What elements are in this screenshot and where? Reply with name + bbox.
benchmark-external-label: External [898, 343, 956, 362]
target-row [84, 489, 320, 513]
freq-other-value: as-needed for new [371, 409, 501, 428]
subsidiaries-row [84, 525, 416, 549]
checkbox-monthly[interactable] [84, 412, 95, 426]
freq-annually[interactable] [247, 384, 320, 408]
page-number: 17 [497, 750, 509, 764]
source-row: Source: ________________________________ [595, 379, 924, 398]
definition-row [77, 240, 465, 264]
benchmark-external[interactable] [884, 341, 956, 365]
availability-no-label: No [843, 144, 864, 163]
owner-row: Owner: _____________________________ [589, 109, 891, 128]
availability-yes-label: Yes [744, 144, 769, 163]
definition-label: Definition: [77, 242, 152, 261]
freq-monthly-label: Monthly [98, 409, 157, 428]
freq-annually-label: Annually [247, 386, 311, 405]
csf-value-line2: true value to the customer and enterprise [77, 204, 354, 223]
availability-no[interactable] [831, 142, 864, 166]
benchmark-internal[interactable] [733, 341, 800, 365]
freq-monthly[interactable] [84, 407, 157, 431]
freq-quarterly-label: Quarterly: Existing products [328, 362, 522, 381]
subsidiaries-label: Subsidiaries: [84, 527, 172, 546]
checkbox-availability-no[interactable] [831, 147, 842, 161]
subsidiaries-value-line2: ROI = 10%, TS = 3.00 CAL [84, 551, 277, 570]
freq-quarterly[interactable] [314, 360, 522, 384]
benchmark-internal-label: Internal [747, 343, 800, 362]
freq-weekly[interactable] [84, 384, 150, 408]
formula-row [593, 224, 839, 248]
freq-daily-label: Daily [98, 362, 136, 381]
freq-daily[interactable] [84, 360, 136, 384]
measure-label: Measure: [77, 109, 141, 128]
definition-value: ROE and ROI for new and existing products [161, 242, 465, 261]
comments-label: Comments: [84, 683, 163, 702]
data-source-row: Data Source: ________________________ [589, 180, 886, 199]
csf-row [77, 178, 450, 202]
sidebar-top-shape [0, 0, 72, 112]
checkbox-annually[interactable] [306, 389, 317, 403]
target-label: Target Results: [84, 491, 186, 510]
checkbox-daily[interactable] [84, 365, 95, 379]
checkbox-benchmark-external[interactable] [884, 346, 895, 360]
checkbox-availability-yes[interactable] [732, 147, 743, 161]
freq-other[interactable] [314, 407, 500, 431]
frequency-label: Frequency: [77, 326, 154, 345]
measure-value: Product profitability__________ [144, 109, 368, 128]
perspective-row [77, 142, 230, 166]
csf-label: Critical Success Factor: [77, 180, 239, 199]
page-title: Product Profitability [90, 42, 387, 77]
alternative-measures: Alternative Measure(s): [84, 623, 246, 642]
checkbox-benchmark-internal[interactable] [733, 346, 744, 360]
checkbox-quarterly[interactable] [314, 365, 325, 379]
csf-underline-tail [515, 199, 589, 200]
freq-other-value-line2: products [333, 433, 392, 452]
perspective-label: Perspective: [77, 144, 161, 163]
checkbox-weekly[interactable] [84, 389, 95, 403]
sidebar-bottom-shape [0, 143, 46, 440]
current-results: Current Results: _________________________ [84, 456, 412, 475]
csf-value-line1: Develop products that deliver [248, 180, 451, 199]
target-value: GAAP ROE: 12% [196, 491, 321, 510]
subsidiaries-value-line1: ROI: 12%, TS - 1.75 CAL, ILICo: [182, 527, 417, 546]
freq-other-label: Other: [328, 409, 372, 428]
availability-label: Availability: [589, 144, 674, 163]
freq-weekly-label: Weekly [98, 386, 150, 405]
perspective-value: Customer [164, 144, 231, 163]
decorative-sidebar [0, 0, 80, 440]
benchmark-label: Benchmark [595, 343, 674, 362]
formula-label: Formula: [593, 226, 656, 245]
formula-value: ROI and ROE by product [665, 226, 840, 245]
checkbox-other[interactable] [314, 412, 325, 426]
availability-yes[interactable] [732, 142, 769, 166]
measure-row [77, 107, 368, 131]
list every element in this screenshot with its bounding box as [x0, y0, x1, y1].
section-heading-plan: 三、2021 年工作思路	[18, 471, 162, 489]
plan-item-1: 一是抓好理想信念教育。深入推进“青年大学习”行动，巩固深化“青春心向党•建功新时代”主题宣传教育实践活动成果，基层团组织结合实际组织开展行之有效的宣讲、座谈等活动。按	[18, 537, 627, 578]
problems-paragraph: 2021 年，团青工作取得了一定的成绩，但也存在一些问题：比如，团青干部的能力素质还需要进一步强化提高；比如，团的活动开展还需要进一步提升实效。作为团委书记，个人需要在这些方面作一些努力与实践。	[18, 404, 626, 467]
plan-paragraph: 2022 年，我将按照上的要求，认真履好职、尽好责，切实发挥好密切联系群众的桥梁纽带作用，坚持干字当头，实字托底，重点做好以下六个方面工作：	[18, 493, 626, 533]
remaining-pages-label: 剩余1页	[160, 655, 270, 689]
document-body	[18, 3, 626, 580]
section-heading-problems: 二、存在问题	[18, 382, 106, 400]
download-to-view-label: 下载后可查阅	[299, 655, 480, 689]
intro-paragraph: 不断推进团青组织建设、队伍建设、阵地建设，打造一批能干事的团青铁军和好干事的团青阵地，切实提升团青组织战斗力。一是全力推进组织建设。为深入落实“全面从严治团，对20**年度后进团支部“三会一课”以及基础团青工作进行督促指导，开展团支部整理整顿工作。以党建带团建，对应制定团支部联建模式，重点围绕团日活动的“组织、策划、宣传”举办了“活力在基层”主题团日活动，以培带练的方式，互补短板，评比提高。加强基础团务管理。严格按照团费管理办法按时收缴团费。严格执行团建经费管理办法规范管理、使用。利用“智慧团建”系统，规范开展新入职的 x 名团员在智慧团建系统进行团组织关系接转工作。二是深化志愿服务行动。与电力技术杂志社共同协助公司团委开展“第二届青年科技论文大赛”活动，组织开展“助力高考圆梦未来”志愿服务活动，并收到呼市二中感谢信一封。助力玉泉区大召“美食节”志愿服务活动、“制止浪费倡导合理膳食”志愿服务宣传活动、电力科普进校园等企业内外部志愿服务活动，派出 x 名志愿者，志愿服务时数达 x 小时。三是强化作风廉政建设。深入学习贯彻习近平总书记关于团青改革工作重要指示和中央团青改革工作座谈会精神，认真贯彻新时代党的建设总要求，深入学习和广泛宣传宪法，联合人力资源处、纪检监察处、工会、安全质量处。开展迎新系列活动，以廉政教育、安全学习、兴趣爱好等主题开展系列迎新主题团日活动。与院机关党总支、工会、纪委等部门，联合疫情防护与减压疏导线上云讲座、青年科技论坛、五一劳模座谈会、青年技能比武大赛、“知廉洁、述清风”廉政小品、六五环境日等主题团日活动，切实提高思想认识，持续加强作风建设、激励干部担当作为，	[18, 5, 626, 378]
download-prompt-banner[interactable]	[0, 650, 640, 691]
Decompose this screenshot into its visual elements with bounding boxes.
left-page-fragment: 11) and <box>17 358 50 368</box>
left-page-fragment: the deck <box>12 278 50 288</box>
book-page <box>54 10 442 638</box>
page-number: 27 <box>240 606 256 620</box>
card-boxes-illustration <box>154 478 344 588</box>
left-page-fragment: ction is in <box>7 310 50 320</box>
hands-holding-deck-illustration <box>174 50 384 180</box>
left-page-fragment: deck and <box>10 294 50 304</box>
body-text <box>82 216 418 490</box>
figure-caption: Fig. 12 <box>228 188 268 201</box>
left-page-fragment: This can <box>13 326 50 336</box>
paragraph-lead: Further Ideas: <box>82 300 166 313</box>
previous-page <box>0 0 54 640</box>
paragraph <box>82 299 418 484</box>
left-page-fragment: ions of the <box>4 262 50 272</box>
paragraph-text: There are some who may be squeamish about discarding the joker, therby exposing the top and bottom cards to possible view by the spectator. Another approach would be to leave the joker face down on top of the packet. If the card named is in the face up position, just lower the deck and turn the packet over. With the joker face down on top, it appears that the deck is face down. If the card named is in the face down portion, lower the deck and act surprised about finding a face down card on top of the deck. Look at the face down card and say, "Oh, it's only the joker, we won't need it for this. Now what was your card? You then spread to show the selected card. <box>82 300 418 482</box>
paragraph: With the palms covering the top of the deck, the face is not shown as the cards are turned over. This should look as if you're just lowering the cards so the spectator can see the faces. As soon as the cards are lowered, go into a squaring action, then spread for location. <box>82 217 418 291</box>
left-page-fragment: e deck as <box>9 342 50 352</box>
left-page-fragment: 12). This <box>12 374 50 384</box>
++++++++
Revise the items from their first line through the line containing "benchmark-external[interactable] [884, 341, 956, 365]", replacing "bbox" with "bounding box". Write out only those lines, with everything else unchanged.

What elements are in this screenshot and where? Reply with name + bounding box.
benchmark-external-label: External [898, 343, 956, 362]
target-row [84, 489, 320, 513]
freq-other-value: as-needed for new [371, 409, 501, 428]
subsidiaries-row [84, 525, 416, 549]
checkbox-monthly[interactable] [84, 412, 95, 426]
freq-annually[interactable] [247, 384, 320, 408]
page-number: 17 [497, 750, 509, 764]
source-row: Source: ________________________________ [595, 379, 924, 398]
definition-row [77, 240, 465, 264]
benchmark-external[interactable] [884, 341, 956, 365]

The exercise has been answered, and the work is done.